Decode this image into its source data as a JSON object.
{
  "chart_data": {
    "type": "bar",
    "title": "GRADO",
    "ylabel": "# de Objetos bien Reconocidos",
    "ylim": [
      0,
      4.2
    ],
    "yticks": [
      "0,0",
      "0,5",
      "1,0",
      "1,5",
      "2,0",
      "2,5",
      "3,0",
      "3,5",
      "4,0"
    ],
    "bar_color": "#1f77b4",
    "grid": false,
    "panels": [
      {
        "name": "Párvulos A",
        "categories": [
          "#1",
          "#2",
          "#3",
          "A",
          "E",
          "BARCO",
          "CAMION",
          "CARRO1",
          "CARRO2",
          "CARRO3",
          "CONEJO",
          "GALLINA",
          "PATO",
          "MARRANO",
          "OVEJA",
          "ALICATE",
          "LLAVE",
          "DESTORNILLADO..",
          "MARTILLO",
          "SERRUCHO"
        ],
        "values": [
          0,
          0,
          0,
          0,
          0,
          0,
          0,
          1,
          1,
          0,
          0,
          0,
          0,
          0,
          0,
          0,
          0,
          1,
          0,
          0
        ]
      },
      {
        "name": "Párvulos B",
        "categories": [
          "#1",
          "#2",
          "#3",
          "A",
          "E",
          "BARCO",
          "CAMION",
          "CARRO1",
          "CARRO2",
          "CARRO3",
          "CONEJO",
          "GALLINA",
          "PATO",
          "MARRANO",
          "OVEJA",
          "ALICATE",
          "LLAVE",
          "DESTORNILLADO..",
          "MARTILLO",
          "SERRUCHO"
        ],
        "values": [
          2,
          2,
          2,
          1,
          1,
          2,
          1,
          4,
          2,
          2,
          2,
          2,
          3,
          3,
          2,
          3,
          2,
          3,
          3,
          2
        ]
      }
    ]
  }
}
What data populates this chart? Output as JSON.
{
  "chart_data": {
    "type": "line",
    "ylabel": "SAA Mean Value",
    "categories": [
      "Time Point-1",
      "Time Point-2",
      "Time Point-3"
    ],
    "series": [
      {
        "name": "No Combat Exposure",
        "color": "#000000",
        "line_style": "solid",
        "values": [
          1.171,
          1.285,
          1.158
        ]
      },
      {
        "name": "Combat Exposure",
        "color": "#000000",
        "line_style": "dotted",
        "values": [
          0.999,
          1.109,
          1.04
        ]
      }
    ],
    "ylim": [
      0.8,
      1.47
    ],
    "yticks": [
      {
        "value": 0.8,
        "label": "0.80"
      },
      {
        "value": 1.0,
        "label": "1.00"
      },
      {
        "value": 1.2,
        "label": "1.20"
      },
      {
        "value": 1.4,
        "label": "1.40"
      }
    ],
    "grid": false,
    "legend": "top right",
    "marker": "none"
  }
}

##########

Problem details:
Copy out the whole listing, exactly as written.

Correct result:
Decode this image into its source data as a JSON object.
{
  "chart_data": {
    "type": "bar",
    "title": "GRADO",
    "ylabel": "# de Objetos bien Reconocidos",
    "ylim": [
      0,
      4.2
    ],
    "yticks": [
      "0,0",
      "0,5",
      "1,0",
      "1,5",
      "2,0",
      "2,5",
      "3,0",
      "3,5",
      "4,0"
    ],
    "bar_color": "#1f77b4",
    "grid": false,
    "panels": [
      {
        "name": "Párvulos A",
        "categories": [
          "#1",
          "#2",
          "#3",
          "A",
          "E",
          "BARCO",
          "CAMION",
          "CARRO1",
          "CARRO2",
          "CARRO3",
          "CONEJO",
          "GALLINA",
          "PATO",
          "MARRANO",
          "OVEJA",
          "ALICATE",
          "LLAVE",
          "DESTORNILLADO..",
          "MARTILLO",
          "SERRUCHO"
        ],
        "values": [
          0,
          0,
          0,
          0,
          0,
          0,
          0,
          1,
          1,
          0,
          0,
          0,
          0,
          0,
          0,
          0,
          0,
          1,
          0,
          0
        ]
      },
      {
        "name": "Párvulos B",
        "categories": [
          "#1",
          "#2",
          "#3",
          "A",
          "E",
          "BARCO",
          "CAMION",
          "CARRO1",
          "CARRO2",
          "CARRO3",
          "CONEJO",
          "GALLINA",
          "PATO",
          "MARRANO",
          "OVEJA",
          "ALICATE",
          "LLAVE",
          "DESTORNILLADO..",
          "MARTILLO",
          "SERRUCHO"
        ],
        "values": [
          2,
          2,
          2,
          1,
          1,
          2,
          1,
          4,
          2,
          2,
          2,
          2,
          3,
          3,
          2,
          3,
          2,
          3,
          3,
          2
        ]
      }
    ]
  }
}
What data populates this chart? Output as JSON.
{
  "chart_data": {
    "type": "line",
    "ylabel": "SAA Mean Value",
    "categories": [
      "Time Point-1",
      "Time Point-2",
      "Time Point-3"
    ],
    "series": [
      {
        "name": "No Combat Exposure",
        "color": "#000000",
        "line_style": "solid",
        "values": [
          1.171,
          1.285,
          1.158
        ]
      },
      {
        "name": "Combat Exposure",
        "color": "#000000",
        "line_style": "dotted",
        "values": [
          0.999,
          1.109,
          1.04
        ]
      }
    ],
    "ylim": [
      0.8,
      1.47
    ],
    "yticks": [
      {
        "value": 0.8,
        "label": "0.80"
      },
      {
        "value": 1.0,
        "label": "1.00"
      },
      {
        "value": 1.2,
        "label": "1.20"
      },
      {
        "value": 1.4,
        "label": "1.40"
      }
    ],
    "grid": false,
    "legend": "top right",
    "marker": "none"
  }
}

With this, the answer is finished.